Material for the task:
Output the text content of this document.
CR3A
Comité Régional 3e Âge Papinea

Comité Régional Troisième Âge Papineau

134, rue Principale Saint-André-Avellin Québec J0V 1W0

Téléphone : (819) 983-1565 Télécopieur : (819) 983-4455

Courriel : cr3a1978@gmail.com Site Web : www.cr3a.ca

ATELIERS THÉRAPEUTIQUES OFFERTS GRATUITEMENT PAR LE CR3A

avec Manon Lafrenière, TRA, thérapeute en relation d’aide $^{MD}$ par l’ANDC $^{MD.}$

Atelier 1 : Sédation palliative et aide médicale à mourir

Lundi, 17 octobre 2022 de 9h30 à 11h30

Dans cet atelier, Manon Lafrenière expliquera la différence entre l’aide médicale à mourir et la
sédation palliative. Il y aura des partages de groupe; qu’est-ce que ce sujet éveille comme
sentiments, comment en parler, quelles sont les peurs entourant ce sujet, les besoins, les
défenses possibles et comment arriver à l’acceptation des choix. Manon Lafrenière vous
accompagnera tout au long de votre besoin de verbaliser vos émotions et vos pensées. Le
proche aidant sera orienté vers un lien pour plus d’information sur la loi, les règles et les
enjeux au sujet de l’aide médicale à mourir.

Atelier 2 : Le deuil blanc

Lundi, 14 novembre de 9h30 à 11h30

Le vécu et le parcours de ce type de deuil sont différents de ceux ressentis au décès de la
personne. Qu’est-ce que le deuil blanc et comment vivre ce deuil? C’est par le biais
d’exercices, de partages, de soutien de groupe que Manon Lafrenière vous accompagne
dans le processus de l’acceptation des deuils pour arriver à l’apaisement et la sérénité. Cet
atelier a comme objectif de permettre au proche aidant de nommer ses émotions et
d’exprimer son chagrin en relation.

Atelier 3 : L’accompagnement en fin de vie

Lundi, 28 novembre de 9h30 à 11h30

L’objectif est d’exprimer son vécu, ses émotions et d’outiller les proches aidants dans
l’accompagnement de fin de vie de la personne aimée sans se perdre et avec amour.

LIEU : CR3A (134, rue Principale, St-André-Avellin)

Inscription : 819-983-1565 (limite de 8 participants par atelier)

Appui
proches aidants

Problem statement:
Show all lines from the listing above in which "Lundi" appears.

Solution to the exercise:
Lundi, 17 octobre 2022 de 9h30 à 11h30
Lundi, 14 novembre de 9h30 à 11h30
Lundi, 28 novembre de 9h30 à 11h30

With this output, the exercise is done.